- **THE PROBLEM**:
Sift the material for lines containing "Minuten", and return them.

- **DATA LISTING**:

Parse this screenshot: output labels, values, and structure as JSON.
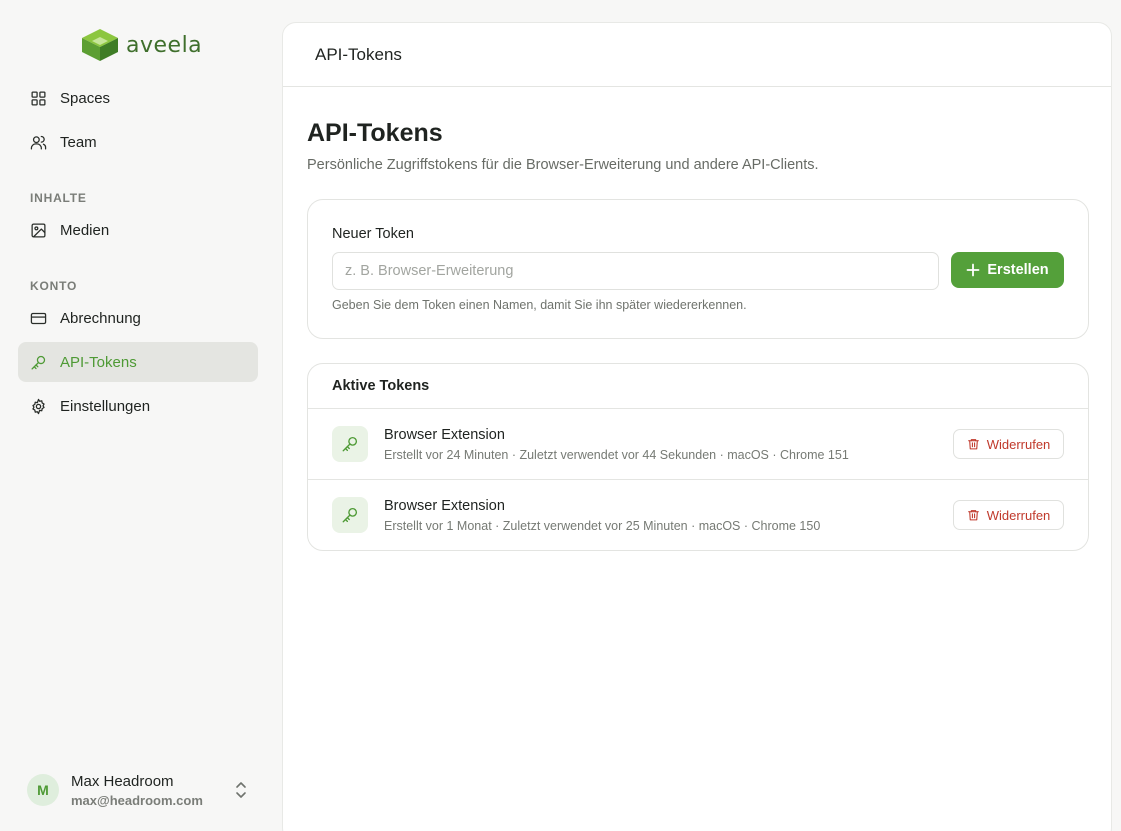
{
  "colors": {
    "accent": "#54a03a",
    "accent_text": "#4e9a35",
    "danger": "#c0392b"
  },
  "logo": {
    "text": "aveela"
  },
  "nav": {
    "spaces": "Spaces",
    "team": "Team",
    "section_inhalte": "INHALTE",
    "medien": "Medien",
    "section_konto": "KONTO",
    "abrechnung": "Abrechnung",
    "api_tokens": "API-Tokens",
    "einstellungen": "Einstellungen"
  },
  "user": {
    "initial": "M",
    "name": "Max Headroom",
    "email": "max@headroom.com"
  },
  "header": {
    "title": "API-Tokens"
  },
  "page": {
    "title": "API-Tokens",
    "subtitle": "Persönliche Zugriffstokens für die Browser-Erweiterung und andere API-Clients."
  },
  "new_token": {
    "label": "Neuer Token",
    "placeholder": "z. B. Browser-Erweiterung",
    "value": "",
    "button": "Erstellen",
    "hint": "Geben Sie dem Token einen Namen, damit Sie ihn später wiedererkennen."
  },
  "active_tokens": {
    "title": "Aktive Tokens",
    "revoke_label": "Widerrufen",
    "items": [
      {
        "name": "Browser Extension",
        "meta": "Erstellt vor 24 Minuten · Zuletzt verwendet vor 44 Sekunden · macOS · Chrome 151"
      },
      {
        "name": "Browser Extension",
        "meta": "Erstellt vor 1 Monat · Zuletzt verwendet vor 25 Minuten · macOS · Chrome 150"
      }
    ]
  }
}
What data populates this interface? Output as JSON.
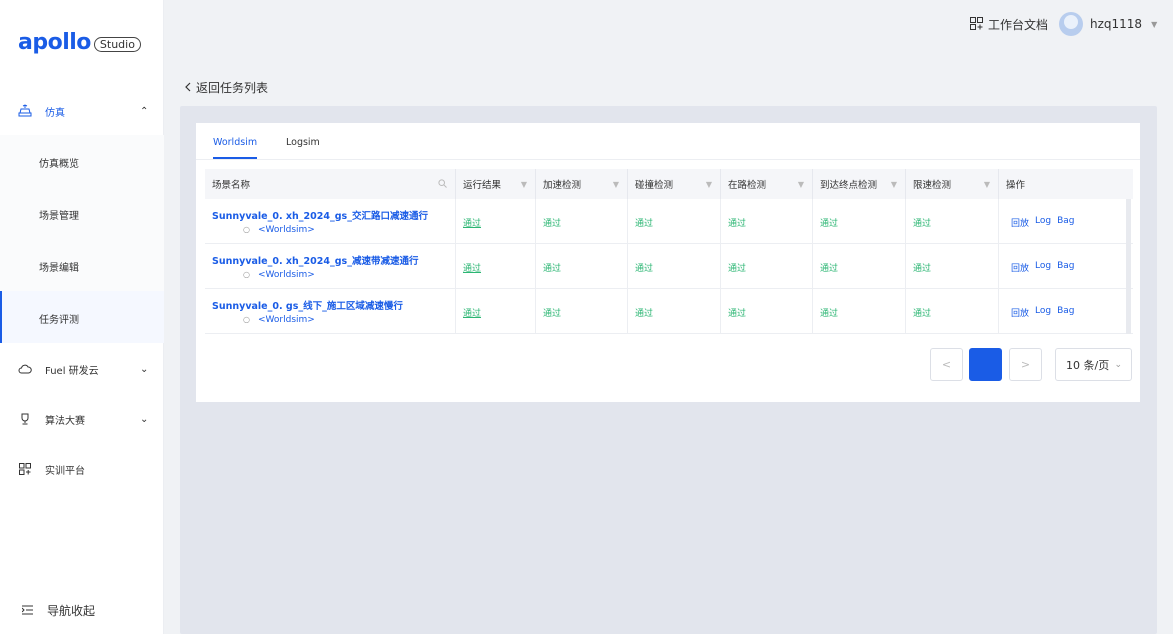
{
  "brand": {
    "logo_text": "apollo",
    "badge": "Studio"
  },
  "sidebar": {
    "simulation": {
      "label": "仿真",
      "chevron": "⌃"
    },
    "sub_items": [
      {
        "label": "仿真概览"
      },
      {
        "label": "场景管理"
      },
      {
        "label": "场景编辑"
      },
      {
        "label": "任务评测"
      }
    ],
    "fuel": {
      "label": "Fuel 研发云",
      "chevron": "⌄"
    },
    "contest": {
      "label": "算法大赛",
      "chevron": "⌄"
    },
    "training": {
      "label": "实训平台"
    },
    "collapse": {
      "label": "导航收起"
    }
  },
  "header": {
    "docs_label": "工作台文档",
    "username": "hzq1118"
  },
  "back": {
    "label": "返回任务列表"
  },
  "tabs": [
    {
      "label": "Worldsim"
    },
    {
      "label": "Logsim"
    }
  ],
  "table": {
    "headers": [
      "场景名称",
      "运行结果",
      "加速检测",
      "碰撞检测",
      "在路检测",
      "到达终点检测",
      "限速检测",
      "操作"
    ],
    "rows": [
      {
        "name": "Sunnyvale_0. xh_2024_gs_交汇路口减速通行",
        "type": "<Worldsim>",
        "results": [
          "通过",
          "通过",
          "通过",
          "通过",
          "通过",
          "通过"
        ],
        "ops": [
          "回放",
          "Log",
          "Bag"
        ]
      },
      {
        "name": "Sunnyvale_0. xh_2024_gs_减速带减速通行",
        "type": "<Worldsim>",
        "results": [
          "通过",
          "通过",
          "通过",
          "通过",
          "通过",
          "通过"
        ],
        "ops": [
          "回放",
          "Log",
          "Bag"
        ]
      },
      {
        "name": "Sunnyvale_0. gs_线下_施工区域减速慢行",
        "type": "<Worldsim>",
        "results": [
          "通过",
          "通过",
          "通过",
          "通过",
          "通过",
          "通过"
        ],
        "ops": [
          "回放",
          "Log",
          "Bag"
        ]
      }
    ]
  },
  "pagination": {
    "prev": "<",
    "next": ">",
    "page_size": "10 条/页"
  },
  "colors": {
    "accent": "#1a5ce6",
    "pass": "#2bb673"
  }
}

- **THE RESPONSE**:
        "meta": "Erstellt vor 24 Minuten · Zuletzt verwendet vor 44 Sekunden · macOS · Chrome 151"
        "meta": "Erstellt vor 1 Monat · Zuletzt verwendet vor 25 Minuten · macOS · Chrome 150"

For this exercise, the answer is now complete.